- **Directions for this task**: Transcribe the material in full. Nothing should differ except that the pictures are left out.

>> begin Data shown

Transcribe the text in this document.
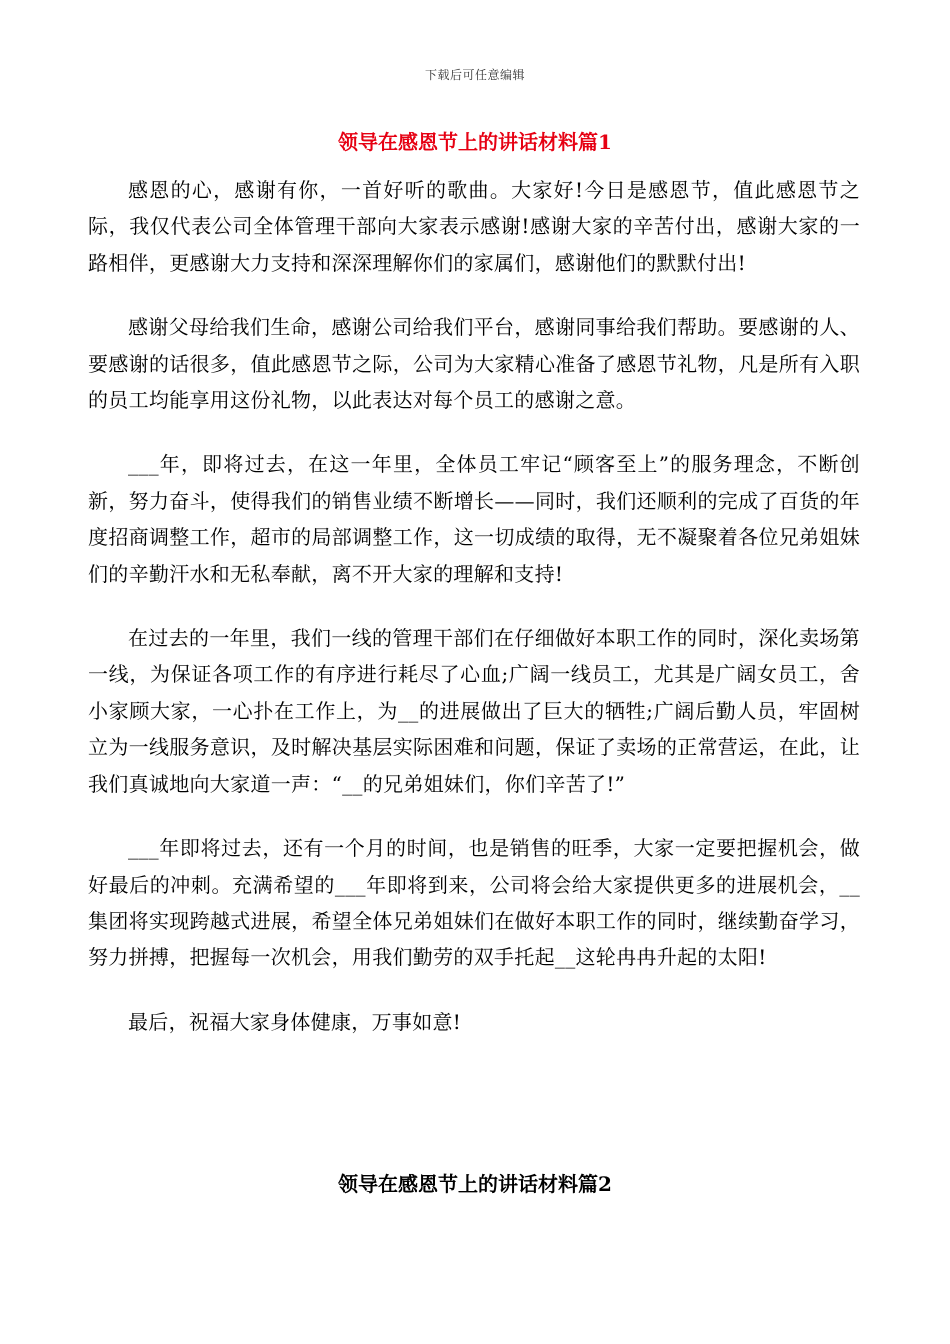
下载后可任意编辑
领导在感恩节上的讲话材料篇1

感恩的心，感谢有你，一首好听的歌曲。大家好!今日是感恩节，值此感恩节之际，我仅代表公司全体管理干部向大家表示感谢!感谢大家的辛苦付出，感谢大家的一路相伴，更感谢大力支持和深深理解你们的家属们，感谢他们的默默付出!

感谢父母给我们生命，感谢公司给我们平台，感谢同事给我们帮助。要感谢的人、要感谢的话很多，值此感恩节之际，公司为大家精心准备了感恩节礼物，凡是所有入职的员工均能享用这份礼物，以此表达对每个员工的感谢之意。

___年，即将过去，在这一年里，全体员工牢记“顾客至上”的服务理念，不断创新，努力奋斗，使得我们的销售业绩不断增长——同时，我们还顺利的完成了百货的年度招商调整工作，超市的局部调整工作，这一切成绩的取得，无不凝聚着各位兄弟姐妹们的辛勤汗水和无私奉献，离不开大家的理解和支持!

在过去的一年里，我们一线的管理干部们在仔细做好本职工作的同时，深化卖场第一线，为保证各项工作的有序进行耗尽了心血;广阔一线员工，尤其是广阔女员工，舍小家顾大家，一心扑在工作上，为__的进展做出了巨大的牺牲;广阔后勤人员，牢固树立为一线服务意识，及时解决基层实际困难和问题，保证了卖场的正常营运，在此，让我们真诚地向大家道一声：“__的兄弟姐妹们，你们辛苦了!”

___年即将过去，还有一个月的时间，也是销售的旺季，大家一定要把握机会，做好最后的冲刺。充满希望的___年即将到来，公司将会给大家提供更多的进展机会，__集团将实现跨越式进展，希望全体兄弟姐妹们在做好本职工作的同时，继续勤奋学习，努力拼搏，把握每一次机会，用我们勤劳的双手托起__这轮冉冉升起的太阳!

最后，祝福大家身体健康，万事如意!

领导在感恩节上的讲话材料篇2
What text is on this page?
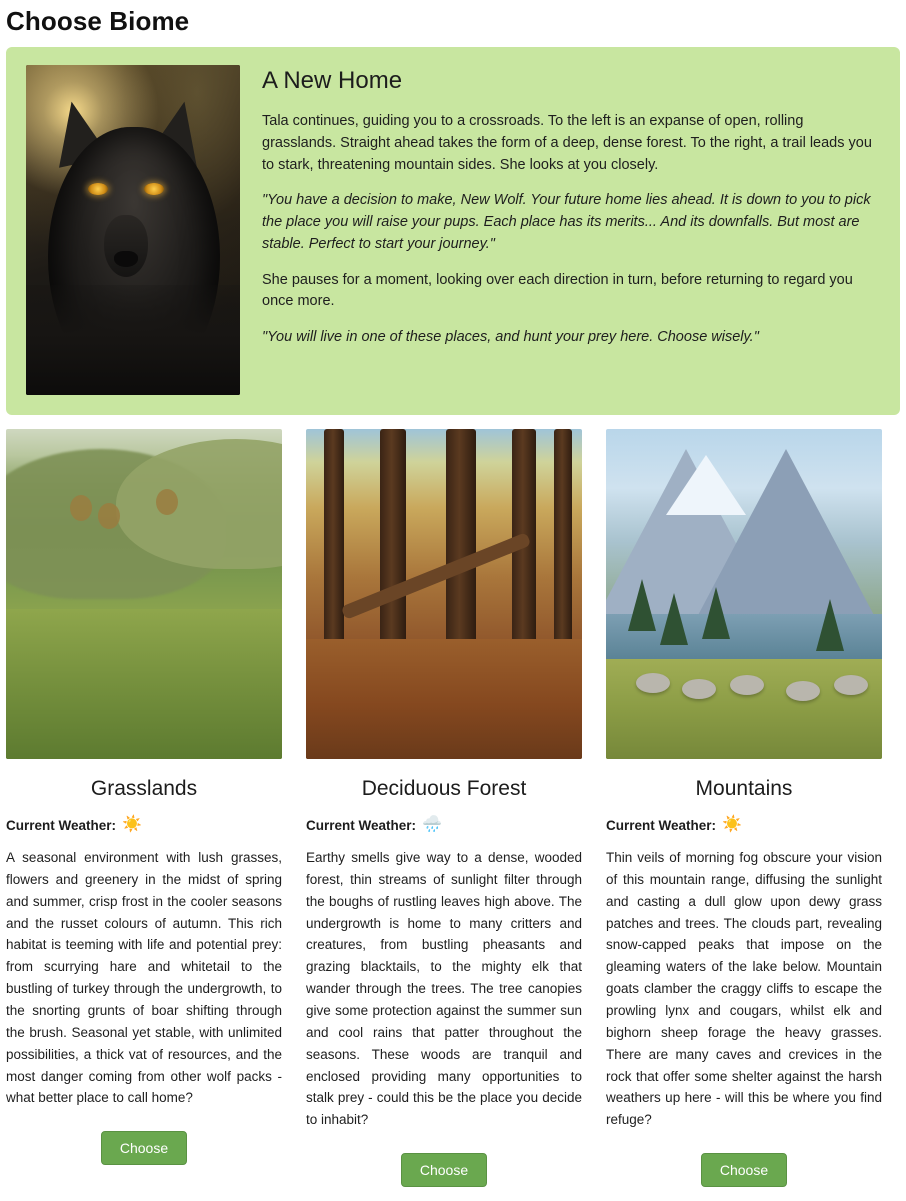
Choose Biome
A New Home

Tala continues, guiding you to a crossroads. To the left is an expanse of open, rolling grasslands. Straight ahead takes the form of a deep, dense forest. To the right, a trail leads you to stark, threatening mountain sides. She looks at you closely.

"You have a decision to make, New Wolf. Your future home lies ahead. It is down to you to pick the place you will raise your pups. Each place has its merits... And its downfalls. But most are stable. Perfect to start your journey."

She pauses for a moment, looking over each direction in turn, before returning to regard you once more.

"You will live in one of these places, and hunt your prey here. Choose wisely."

Grasslands
Current Weather: ☀️

A seasonal environment with lush grasses, flowers and greenery in the midst of spring and summer, crisp frost in the cooler seasons and the russet colours of autumn. This rich habitat is teeming with life and potential prey: from scurrying hare and whitetail to the bustling of turkey through the undergrowth, to the snorting grunts of boar shifting through the brush. Seasonal yet stable, with unlimited possibilities, a thick vat of resources, and the most danger coming from other wolf packs - what better place to call home?

Choose
Deciduous Forest
Current Weather: 🌧️

Earthy smells give way to a dense, wooded forest, thin streams of sunlight filter through the boughs of rustling leaves high above. The undergrowth is home to many critters and creatures, from bustling pheasants and grazing blacktails, to the mighty elk that wander through the trees. The tree canopies give some protection against the summer sun and cool rains that patter throughout the seasons. These woods are tranquil and enclosed providing many opportunities to stalk prey - could this be the place you decide to inhabit?

Choose
Mountains
Current Weather: ☀️

Thin veils of morning fog obscure your vision of this mountain range, diffusing the sunlight and casting a dull glow upon dewy grass patches and trees. The clouds part, revealing snow-capped peaks that impose on the gleaming waters of the lake below. Mountain goats clamber the craggy cliffs to escape the prowling lynx and cougars, whilst elk and bighorn sheep forage the heavy grasses. There are many caves and crevices in the rock that offer some shelter against the harsh weathers up here - will this be where you find refuge?

Choose
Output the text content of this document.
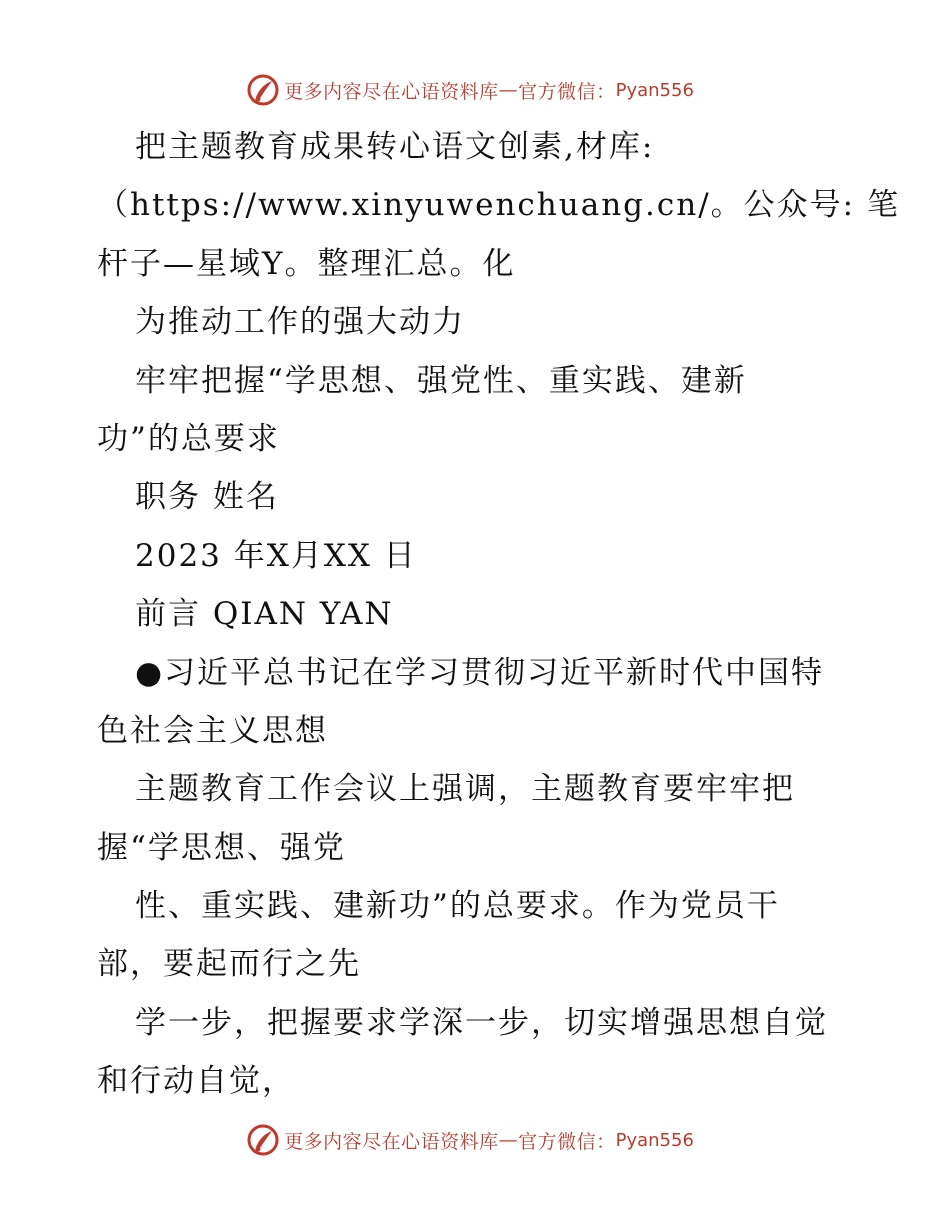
更多内容尽在心语资料库 — 官方微信： Pyan556
把主题教育成果转心语文创素,材库:
（https://www.xinyuwenchuang.cn/。公众号: 笔
杆子—星域Y。整理汇总。化
为推动工作的强大动力
牢牢把握“学思想、强党性、重实践、建新
功”的总要求
职务 姓名
2023 年X月XX 日
前言 QIAN YAN
●习近平总书记在学习贯彻习近平新时代中国特
色社会主义思想
主题教育工作会议上强调，主题教育要牢牢把
握“学思想、强党
性、重实践、建新功”的总要求。作为党员干
部，要起而行之先
学一步，把握要求学深一步，切实增强思想自觉
和行动自觉，
更多内容尽在心语资料库 — 官方微信： Pyan556
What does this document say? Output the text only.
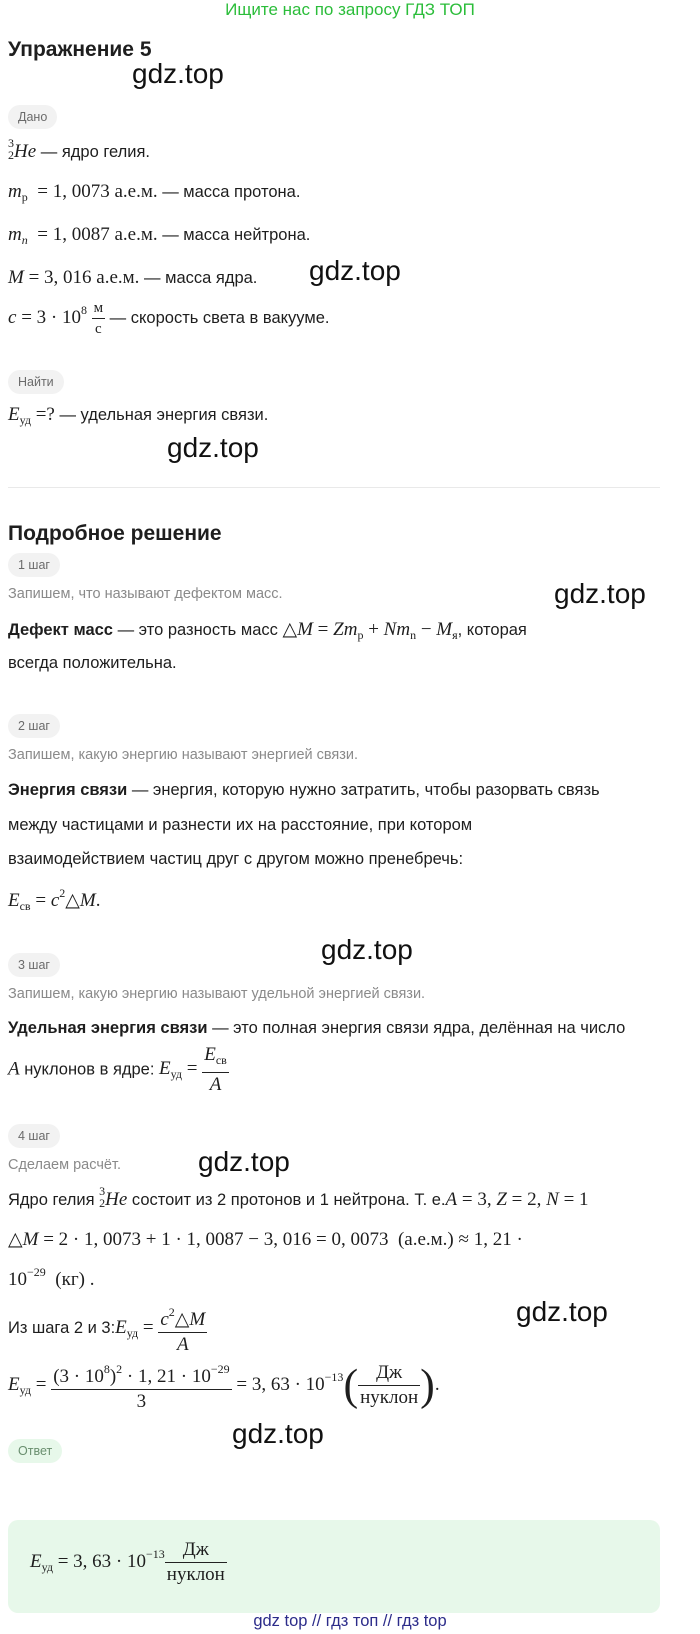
Ищите нас по запросу ГДЗ ТОП
Упражнение 5
gdz.top
Дано
3
2He — ядро гелия.
$m_р = 1$, 0073 а.е.м. — масса протона.
$m_n = 1$, 0087 а.е.м. — масса нейтрона.
gdz.top
M = 3, 016 а.е.м. — масса ядра.
$c = 3 \cdot 10^8 \frac{м}{с}$ — скорость света в вакууме.
Найти
$E_{уд}$ =? — удельная энергия связи.
gdz.top
Подробное решение
1 шаг
Запишем, что называют дефектом масс.	gdz.top
Дефект масс — это разность масс △M = $Zm_р + Nm_n - M_я$, которая
всегда положительна.
2 шаг
Запишем, какую энергию называют энергией связи.
Энергия связи — энергия, которую нужно затратить, чтобы разорвать связь
между частицами и разнести их на расстояние, при котором
взаимодействием частиц друг с другом можно пренебречь:
$E_{св}$ = $c^2\triangle M$.
gdz.top
3 шаг
Запишем, какую энергию называют удельной энергией связи.
Удельная энергия связи — это полная энергия связи ядра, делённая на число
A нуклонов в ядре: $E_{уд} = \frac{E_{св}}{A}$
4 шаг
Сделаем расчёт.	gdz.top
Ядро гелия 3
2He состоит из 2 протонов и 1 нейтрона. Т. е.A = 3, Z = 2, N = 1
△M = 2 · 1, 0073 + 1 · 1, 0087 − 3, 016 = 0, 0073  (а.е.м.) ≈ 1, 21 ·
$10^{-29}$  (кг) .
gdz.top
Из шага 2 и $3:E_{уд} = \frac{c^2\triangle M}{A}$
$E_{уд} = \frac{(3 \cdot 10^8)^2 \cdot 1, 21 \cdot 10^{-29}}{3} = 3$, $63 \cdot 10^{-13}( \frac{Дж}{\text{нуклон}}$ ).
Ответ
gdz.top
$E_{уд} = 3$, $63 \cdot 10^{-13} \frac{Дж}{\text{нуклон}}$
gdz top // гдз топ // гдз top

>> end Data shown

- **Solution to the problem**:
Transcribe the text in this document.
下载后可任意编辑
领导在感恩节上的讲话材料篇1

感恩的心，感谢有你，一首好听的歌曲。大家好!今日是感恩节，值此感恩节之际，我仅代表公司全体管理干部向大家表示感谢!感谢大家的辛苦付出，感谢大家的一路相伴，更感谢大力支持和深深理解你们的家属们，感谢他们的默默付出!

感谢父母给我们生命，感谢公司给我们平台，感谢同事给我们帮助。要感谢的人、要感谢的话很多，值此感恩节之际，公司为大家精心准备了感恩节礼物，凡是所有入职的员工均能享用这份礼物，以此表达对每个员工的感谢之意。

___年，即将过去，在这一年里，全体员工牢记“顾客至上”的服务理念，不断创新，努力奋斗，使得我们的销售业绩不断增长——同时，我们还顺利的完成了百货的年度招商调整工作，超市的局部调整工作，这一切成绩的取得，无不凝聚着各位兄弟姐妹们的辛勤汗水和无私奉献，离不开大家的理解和支持!

在过去的一年里，我们一线的管理干部们在仔细做好本职工作的同时，深化卖场第一线，为保证各项工作的有序进行耗尽了心血;广阔一线员工，尤其是广阔女员工，舍小家顾大家，一心扑在工作上，为__的进展做出了巨大的牺牲;广阔后勤人员，牢固树立为一线服务意识，及时解决基层实际困难和问题，保证了卖场的正常营运，在此，让我们真诚地向大家道一声：“__的兄弟姐妹们，你们辛苦了!”

___年即将过去，还有一个月的时间，也是销售的旺季，大家一定要把握机会，做好最后的冲刺。充满希望的___年即将到来，公司将会给大家提供更多的进展机会，__集团将实现跨越式进展，希望全体兄弟姐妹们在做好本职工作的同时，继续勤奋学习，努力拼搏，把握每一次机会，用我们勤劳的双手托起__这轮冉冉升起的太阳!

最后，祝福大家身体健康，万事如意!

领导在感恩节上的讲话材料篇2
What text is on this page?
Choose Biome
A New Home

Tala continues, guiding you to a crossroads. To the left is an expanse of open, rolling grasslands. Straight ahead takes the form of a deep, dense forest. To the right, a trail leads you to stark, threatening mountain sides. She looks at you closely.

"You have a decision to make, New Wolf. Your future home lies ahead. It is down to you to pick the place you will raise your pups. Each place has its merits... And its downfalls. But most are stable. Perfect to start your journey."

She pauses for a moment, looking over each direction in turn, before returning to regard you once more.

"You will live in one of these places, and hunt your prey here. Choose wisely."

Grasslands
Current Weather: ☀️

A seasonal environment with lush grasses, flowers and greenery in the midst of spring and summer, crisp frost in the cooler seasons and the russet colours of autumn. This rich habitat is teeming with life and potential prey: from scurrying hare and whitetail to the bustling of turkey through the undergrowth, to the snorting grunts of boar shifting through the brush. Seasonal yet stable, with unlimited possibilities, a thick vat of resources, and the most danger coming from other wolf packs - what better place to call home?

Choose
Deciduous Forest
Current Weather: 🌧️

Earthy smells give way to a dense, wooded forest, thin streams of sunlight filter through the boughs of rustling leaves high above. The undergrowth is home to many critters and creatures, from bustling pheasants and grazing blacktails, to the mighty elk that wander through the trees. The tree canopies give some protection against the summer sun and cool rains that patter throughout the seasons. These woods are tranquil and enclosed providing many opportunities to stalk prey - could this be the place you decide to inhabit?

Choose
Mountains
Current Weather: ☀️

Thin veils of morning fog obscure your vision of this mountain range, diffusing the sunlight and casting a dull glow upon dewy grass patches and trees. The clouds part, revealing snow-capped peaks that impose on the gleaming waters of the lake below. Mountain goats clamber the craggy cliffs to escape the prowling lynx and cougars, whilst elk and bighorn sheep forage the heavy grasses. There are many caves and crevices in the rock that offer some shelter against the harsh weathers up here - will this be where you find refuge?

Choose
Output the text content of this document.
更多内容尽在心语资料库 — 官方微信： Pyan556
把主题教育成果转心语文创素,材库:
（https://www.xinyuwenchuang.cn/。公众号: 笔
杆子—星域Y。整理汇总。化
为推动工作的强大动力
牢牢把握“学思想、强党性、重实践、建新
功”的总要求
职务 姓名
2023 年X月XX 日
前言 QIAN YAN
●习近平总书记在学习贯彻习近平新时代中国特
色社会主义思想
主题教育工作会议上强调，主题教育要牢牢把
握“学思想、强党
性、重实践、建新功”的总要求。作为党员干
部，要起而行之先
学一步，把握要求学深一步，切实增强思想自觉
和行动自觉，
更多内容尽在心语资料库 — 官方微信： Pyan556
What does this document say? Output the text only.
Ищите нас по запросу ГДЗ ТОП
Упражнение 5
gdz.top
Дано
3
2He — ядро гелия.
$m_р = 1$, 0073 а.е.м. — масса протона.
$m_n = 1$, 0087 а.е.м. — масса нейтрона.
gdz.top
M = 3, 016 а.е.м. — масса ядра.
$c = 3 \cdot 10^8 \frac{м}{с}$ — скорость света в вакууме.
Найти
$E_{уд}$ =? — удельная энергия связи.
gdz.top
Подробное решение
1 шаг
Запишем, что называют дефектом масс.	gdz.top
Дефект масс — это разность масс △M = $Zm_р + Nm_n - M_я$, которая
всегда положительна.
2 шаг
Запишем, какую энергию называют энергией связи.
Энергия связи — энергия, которую нужно затратить, чтобы разорвать связь
между частицами и разнести их на расстояние, при котором
взаимодействием частиц друг с другом можно пренебречь:
$E_{св}$ = $c^2\triangle M$.
gdz.top
3 шаг
Запишем, какую энергию называют удельной энергией связи.
Удельная энергия связи — это полная энергия связи ядра, делённая на число
A нуклонов в ядре: $E_{уд} = \frac{E_{св}}{A}$
4 шаг
Сделаем расчёт.	gdz.top
Ядро гелия 3
2He состоит из 2 протонов и 1 нейтрона. Т. е.A = 3, Z = 2, N = 1
△M = 2 · 1, 0073 + 1 · 1, 0087 − 3, 016 = 0, 0073  (а.е.м.) ≈ 1, 21 ·
$10^{-29}$  (кг) .
gdz.top
Из шага 2 и $3:E_{уд} = \frac{c^2\triangle M}{A}$
$E_{уд} = \frac{(3 \cdot 10^8)^2 \cdot 1, 21 \cdot 10^{-29}}{3} = 3$, $63 \cdot 10^{-13}( \frac{Дж}{\text{нуклон}}$ ).
Ответ
gdz.top
$E_{уд} = 3$, $63 \cdot 10^{-13} \frac{Дж}{\text{нуклон}}$
gdz top // гдз топ // гдз top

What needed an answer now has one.